:: WHAT THE EXERCISE ASKS ::
Leaving the pictures aside, transcribe every line below exactly.

Data entries for graphics
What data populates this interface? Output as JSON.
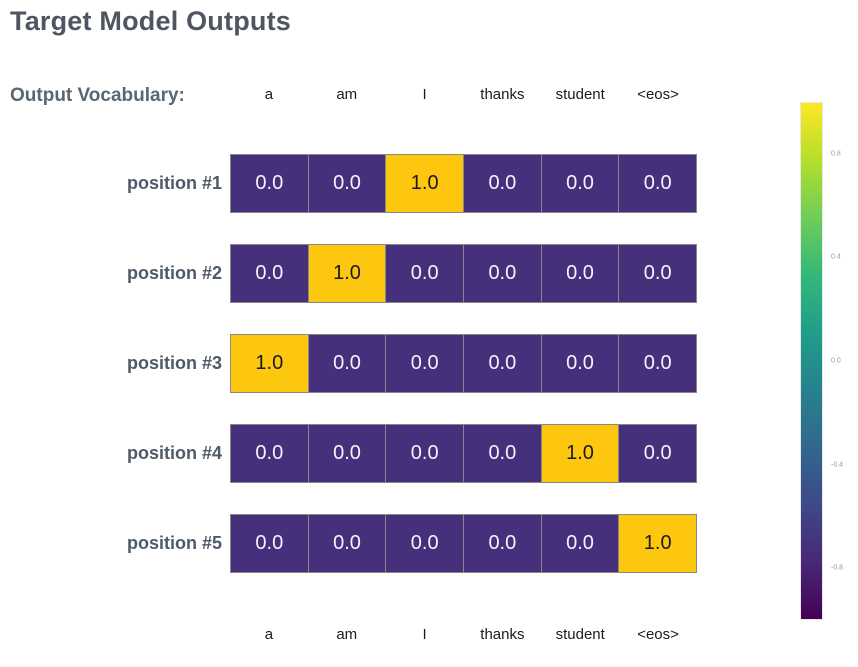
{
  "title": "Target Model Outputs",
  "output_vocabulary_label": "Output Vocabulary:",
  "chart_data": {
    "type": "heatmap",
    "title": "Target Model Outputs",
    "columns": [
      "a",
      "am",
      "I",
      "thanks",
      "student",
      "<eos>"
    ],
    "rows": [
      "position #1",
      "position #2",
      "position #3",
      "position #4",
      "position #5"
    ],
    "values": [
      [
        0.0,
        0.0,
        1.0,
        0.0,
        0.0,
        0.0
      ],
      [
        0.0,
        1.0,
        0.0,
        0.0,
        0.0,
        0.0
      ],
      [
        1.0,
        0.0,
        0.0,
        0.0,
        0.0,
        0.0
      ],
      [
        0.0,
        0.0,
        0.0,
        0.0,
        1.0,
        0.0
      ],
      [
        0.0,
        0.0,
        0.0,
        0.0,
        0.0,
        1.0
      ]
    ],
    "layout": {
      "grid": "off",
      "legend": "none",
      "colorbar_position": "right",
      "column_labels_shown": "top and bottom"
    },
    "colorbar": {
      "colormap": "viridis",
      "min": -1.0,
      "max": 1.0,
      "ticks": [
        {
          "value": 0.8,
          "label": "0.8"
        },
        {
          "value": 0.4,
          "label": "0.4"
        },
        {
          "value": 0.0,
          "label": "0.0"
        },
        {
          "value": -0.4,
          "label": "-0.4"
        },
        {
          "value": -0.8,
          "label": "-0.8"
        }
      ]
    },
    "colors": {
      "cell_low": "#46307c",
      "cell_high": "#fcc70e",
      "cell_border": "#888888",
      "text_on_low": "#f5f3fa",
      "text_on_high": "#1a1a1a",
      "title_color": "#4d5661",
      "vocab_label_color": "#5a6770",
      "row_label_color": "#4e5a67",
      "column_header_color": "#1b1b1b",
      "tick_label_color": "#999999",
      "viridis_stops_top_to_bottom": [
        "#fde725",
        "#b5de2b",
        "#6ece58",
        "#35b779",
        "#1f9e89",
        "#26828e",
        "#31688e",
        "#3e4989",
        "#482878",
        "#440154"
      ]
    }
  }
}
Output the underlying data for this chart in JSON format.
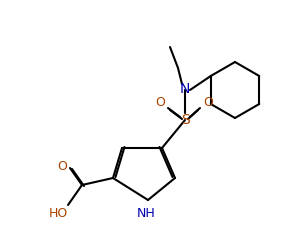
{
  "background_color": "#ffffff",
  "bond_color": "#000000",
  "line_width": 1.5,
  "atom_colors": {
    "C": "#000000",
    "N": "#0000aa",
    "O": "#aa4400",
    "S": "#aa4400",
    "H": "#000000"
  },
  "font_size": 9
}
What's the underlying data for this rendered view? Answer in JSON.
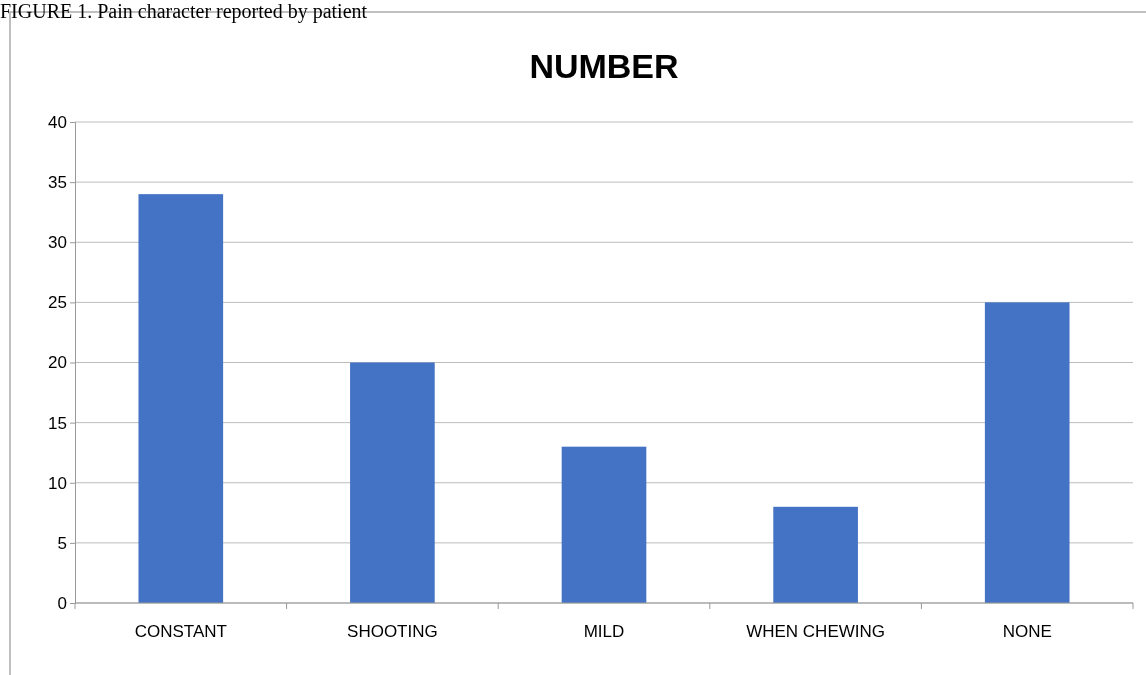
{
  "chart_data": {
    "type": "bar",
    "title": "NUMBER",
    "annotations": [
      "FIGURE 1. Pain character reported by patient"
    ],
    "categories": [
      "CONSTANT",
      "SHOOTING",
      "MILD",
      "WHEN CHEWING",
      "NONE"
    ],
    "values": [
      34,
      20,
      13,
      8,
      25
    ],
    "color": "#4472c4",
    "ylim": [
      0,
      40
    ],
    "yticks": [
      0,
      5,
      10,
      15,
      20,
      25,
      30,
      35,
      40
    ],
    "grid": "y"
  }
}
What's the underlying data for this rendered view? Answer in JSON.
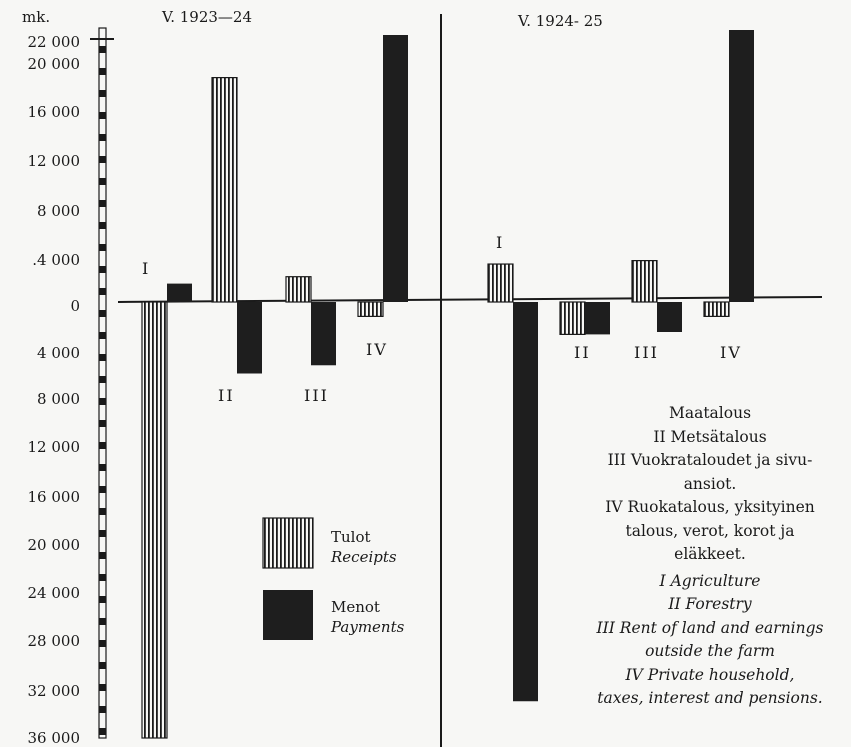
{
  "chart_data": {
    "type": "bar",
    "unit_label": "mk.",
    "y_ticks_above": [
      "22 000",
      "20 000",
      "16 000",
      "12 000",
      "8 000",
      ".4 000",
      "0"
    ],
    "y_ticks_below": [
      "4 000",
      "8 000",
      "12 000",
      "16 000",
      "20 000",
      "24 000",
      "28 000",
      "32 000",
      "36 000"
    ],
    "panels": [
      {
        "title": "V. 1923—24",
        "categories": [
          "I",
          "II",
          "III",
          "IV"
        ],
        "series": [
          {
            "name": "Tulot",
            "values": [
              -36000,
              18700,
              2200,
              -1200
            ]
          },
          {
            "name": "Menot",
            "values": [
              1600,
              -6000,
              -5300,
              22500
            ]
          }
        ]
      },
      {
        "title": "V. 1924- 25",
        "categories": [
          "I",
          "II",
          "III",
          "IV"
        ],
        "series": [
          {
            "name": "Tulot",
            "values": [
              3300,
              -2700,
              3600,
              -1200
            ]
          },
          {
            "name": "Menot",
            "values": [
              -33000,
              -2700,
              -2500,
              23000
            ]
          }
        ]
      }
    ],
    "legend": [
      {
        "fi": "Tulot",
        "en": "Receipts",
        "pattern": "striped"
      },
      {
        "fi": "Menot",
        "en": "Payments",
        "pattern": "solid"
      }
    ],
    "category_names_fi": [
      "Maatalous",
      "II Metsätalous",
      "III Vuokrataloudet ja sivu-",
      "ansiot.",
      "IV Ruokatalous, yksityinen",
      "talous, verot, korot ja",
      "eläkkeet."
    ],
    "category_names_en": [
      "I Agriculture",
      "II Forestry",
      "III Rent of land and earnings",
      "outside the farm",
      "IV Private household,",
      "taxes, interest and pensions."
    ]
  },
  "colors": {
    "ink": "#1a1a1a",
    "paper": "#f7f7f5"
  }
}
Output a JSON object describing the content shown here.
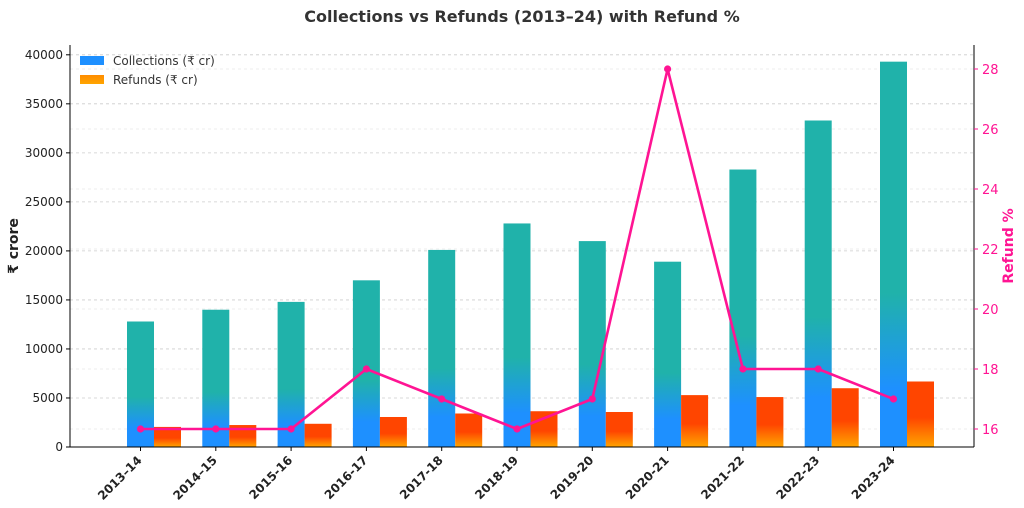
{
  "chart_data": {
    "type": "bar",
    "title": "Collections vs Refunds (2013–24) with Refund %",
    "categories": [
      "2013–14",
      "2014–15",
      "2015-16",
      "2016-17",
      "2017-18",
      "2018-19",
      "2019-20",
      "2020-21",
      "2021-22",
      "2022-23",
      "2023-24"
    ],
    "series": [
      {
        "name": "Collections (₹ cr)",
        "type": "bar",
        "axis": "left",
        "values": [
          12800,
          14000,
          14800,
          17000,
          20100,
          22800,
          21000,
          18900,
          28300,
          33300,
          39300
        ]
      },
      {
        "name": "Refunds (₹ cr)",
        "type": "bar",
        "axis": "left",
        "values": [
          2048,
          2240,
          2368,
          3060,
          3417,
          3648,
          3570,
          5292,
          5094,
          5994,
          6681
        ]
      },
      {
        "name": "Refund %",
        "type": "line",
        "axis": "right",
        "values": [
          16,
          16,
          16,
          18,
          17,
          16,
          17,
          28,
          18,
          18,
          17
        ]
      }
    ],
    "ylabel": "₹ crore",
    "ylim": [
      0,
      41000
    ],
    "yticks": [
      0,
      5000,
      10000,
      15000,
      20000,
      25000,
      30000,
      35000,
      40000
    ],
    "y2label": "Refund %",
    "y2lim": [
      15.4,
      28.8
    ],
    "y2ticks": [
      16,
      18,
      20,
      22,
      24,
      26,
      28
    ],
    "grid": true,
    "legend": "top-left",
    "colors": {
      "collections_top": "#20b2aa",
      "collections_bottom": "#1e90ff",
      "refunds_top": "#ff4500",
      "refunds_bottom": "#ffa500",
      "refund_pct": "#ff1493",
      "right_axis": "#ff1493"
    }
  }
}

:: TASK SOLUTION ::
What data populates this interface? Output as JSON.
{
  "title": "Target Model Outputs",
  "output_vocabulary_label": "Output Vocabulary:",
  "chart_data": {
    "type": "heatmap",
    "title": "Target Model Outputs",
    "columns": [
      "a",
      "am",
      "I",
      "thanks",
      "student",
      "<eos>"
    ],
    "rows": [
      "position #1",
      "position #2",
      "position #3",
      "position #4",
      "position #5"
    ],
    "values": [
      [
        0.0,
        0.0,
        1.0,
        0.0,
        0.0,
        0.0
      ],
      [
        0.0,
        1.0,
        0.0,
        0.0,
        0.0,
        0.0
      ],
      [
        1.0,
        0.0,
        0.0,
        0.0,
        0.0,
        0.0
      ],
      [
        0.0,
        0.0,
        0.0,
        0.0,
        1.0,
        0.0
      ],
      [
        0.0,
        0.0,
        0.0,
        0.0,
        0.0,
        1.0
      ]
    ],
    "layout": {
      "grid": "off",
      "legend": "none",
      "colorbar_position": "right",
      "column_labels_shown": "top and bottom"
    },
    "colorbar": {
      "colormap": "viridis",
      "min": -1.0,
      "max": 1.0,
      "ticks": [
        {
          "value": 0.8,
          "label": "0.8"
        },
        {
          "value": 0.4,
          "label": "0.4"
        },
        {
          "value": 0.0,
          "label": "0.0"
        },
        {
          "value": -0.4,
          "label": "-0.4"
        },
        {
          "value": -0.8,
          "label": "-0.8"
        }
      ]
    },
    "colors": {
      "cell_low": "#46307c",
      "cell_high": "#fcc70e",
      "cell_border": "#888888",
      "text_on_low": "#f5f3fa",
      "text_on_high": "#1a1a1a",
      "title_color": "#4d5661",
      "vocab_label_color": "#5a6770",
      "row_label_color": "#4e5a67",
      "column_header_color": "#1b1b1b",
      "tick_label_color": "#999999",
      "viridis_stops_top_to_bottom": [
        "#fde725",
        "#b5de2b",
        "#6ece58",
        "#35b779",
        "#1f9e89",
        "#26828e",
        "#31688e",
        "#3e4989",
        "#482878",
        "#440154"
      ]
    }
  }
}
Output the underlying data for this chart in JSON format.
{
  "background_color": "#ffffff",
  "bond_color": "#000000",
  "line_width": 1.5,
  "atom_colors": {
    "C": "#000000",
    "N": "#0000aa",
    "O": "#aa4400",
    "S": "#aa4400",
    "H": "#000000"
  },
  "font_size": 9
}
What's the underlying data for this rendered view? Answer in JSON.
{
  "chart_data": {
    "type": "bar",
    "title": "NUMBER",
    "annotations": [
      "FIGURE 1. Pain character reported by patient"
    ],
    "categories": [
      "CONSTANT",
      "SHOOTING",
      "MILD",
      "WHEN CHEWING",
      "NONE"
    ],
    "values": [
      34,
      20,
      13,
      8,
      25
    ],
    "color": "#4472c4",
    "ylim": [
      0,
      40
    ],
    "yticks": [
      0,
      5,
      10,
      15,
      20,
      25,
      30,
      35,
      40
    ],
    "grid": "y"
  }
}
What's the underlying data for this rendered view? Answer in JSON.
{
  "chart_data": {
    "type": "bar",
    "unit_label": "mk.",
    "y_ticks_above": [
      "22 000",
      "20 000",
      "16 000",
      "12 000",
      "8 000",
      ".4 000",
      "0"
    ],
    "y_ticks_below": [
      "4 000",
      "8 000",
      "12 000",
      "16 000",
      "20 000",
      "24 000",
      "28 000",
      "32 000",
      "36 000"
    ],
    "panels": [
      {
        "title": "V. 1923—24",
        "categories": [
          "I",
          "II",
          "III",
          "IV"
        ],
        "series": [
          {
            "name": "Tulot",
            "values": [
              -36000,
              18700,
              2200,
              -1200
            ]
          },
          {
            "name": "Menot",
            "values": [
              1600,
              -6000,
              -5300,
              22500
            ]
          }
        ]
      },
      {
        "title": "V. 1924- 25",
        "categories": [
          "I",
          "II",
          "III",
          "IV"
        ],
        "series": [
          {
            "name": "Tulot",
            "values": [
              3300,
              -2700,
              3600,
              -1200
            ]
          },
          {
            "name": "Menot",
            "values": [
              -33000,
              -2700,
              -2500,
              23000
            ]
          }
        ]
      }
    ],
    "legend": [
      {
        "fi": "Tulot",
        "en": "Receipts",
        "pattern": "striped"
      },
      {
        "fi": "Menot",
        "en": "Payments",
        "pattern": "solid"
      }
    ],
    "category_names_fi": [
      "Maatalous",
      "II Metsätalous",
      "III Vuokrataloudet ja sivu-",
      "ansiot.",
      "IV Ruokatalous, yksityinen",
      "talous, verot, korot ja",
      "eläkkeet."
    ],
    "category_names_en": [
      "I Agriculture",
      "II Forestry",
      "III Rent of land and earnings",
      "outside the farm",
      "IV Private household,",
      "taxes, interest and pensions."
    ]
  },
  "colors": {
    "ink": "#1a1a1a",
    "paper": "#f7f7f5"
  }
}
Output a JSON object describing the content shown here.
{
  "chart_data": {
    "type": "bar",
    "title": "Collections vs Refunds (2013–24) with Refund %",
    "categories": [
      "2013–14",
      "2014–15",
      "2015-16",
      "2016-17",
      "2017-18",
      "2018-19",
      "2019-20",
      "2020-21",
      "2021-22",
      "2022-23",
      "2023-24"
    ],
    "series": [
      {
        "name": "Collections (₹ cr)",
        "type": "bar",
        "axis": "left",
        "values": [
          12800,
          14000,
          14800,
          17000,
          20100,
          22800,
          21000,
          18900,
          28300,
          33300,
          39300
        ]
      },
      {
        "name": "Refunds (₹ cr)",
        "type": "bar",
        "axis": "left",
        "values": [
          2048,
          2240,
          2368,
          3060,
          3417,
          3648,
          3570,
          5292,
          5094,
          5994,
          6681
        ]
      },
      {
        "name": "Refund %",
        "type": "line",
        "axis": "right",
        "values": [
          16,
          16,
          16,
          18,
          17,
          16,
          17,
          28,
          18,
          18,
          17
        ]
      }
    ],
    "ylabel": "₹ crore",
    "ylim": [
      0,
      41000
    ],
    "yticks": [
      0,
      5000,
      10000,
      15000,
      20000,
      25000,
      30000,
      35000,
      40000
    ],
    "y2label": "Refund %",
    "y2lim": [
      15.4,
      28.8
    ],
    "y2ticks": [
      16,
      18,
      20,
      22,
      24,
      26,
      28
    ],
    "grid": true,
    "legend": "top-left",
    "colors": {
      "collections_top": "#20b2aa",
      "collections_bottom": "#1e90ff",
      "refunds_top": "#ff4500",
      "refunds_bottom": "#ffa500",
      "refund_pct": "#ff1493",
      "right_axis": "#ff1493"
    }
  }
}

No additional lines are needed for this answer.